# START OF Data entries
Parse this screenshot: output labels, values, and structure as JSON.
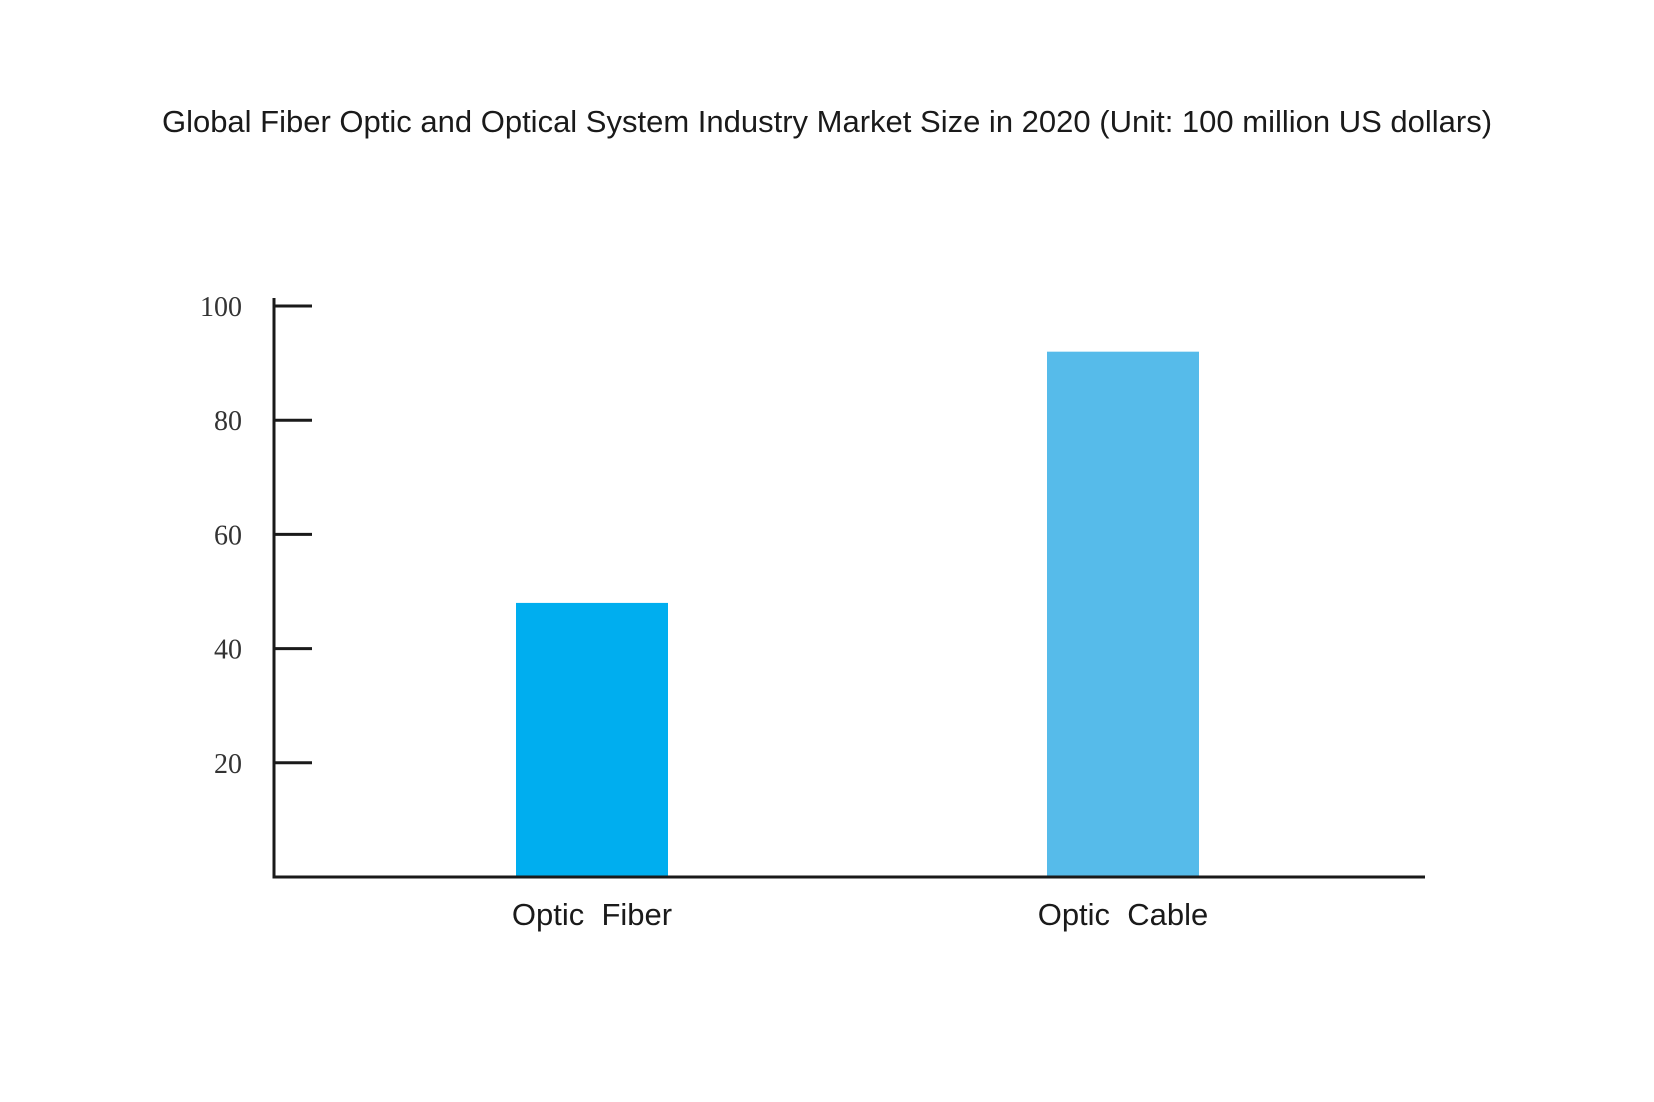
{
  "chart_data": {
    "type": "bar",
    "title": "Global Fiber Optic and Optical System Industry Market Size in 2020 (Unit: 100 million US dollars)",
    "categories": [
      "Optic  Fiber",
      "Optic  Cable"
    ],
    "values": [
      48,
      92
    ],
    "bar_colors": [
      "#00aeef",
      "#56bbea"
    ],
    "yticks": [
      20,
      40,
      60,
      80,
      100
    ],
    "ylim": [
      0,
      100
    ],
    "xlabel": "",
    "ylabel": "",
    "grid": false,
    "legend": "none"
  }
}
# END OF Data entries
- [Request] Copy every line of the listing that includes the string "Fiber".

- [Output for this task]
    "title": "Global Fiber Optic and Optical System Industry Market Size in 2020 (Unit: 100 million US dollars)",
      "Optic  Fiber",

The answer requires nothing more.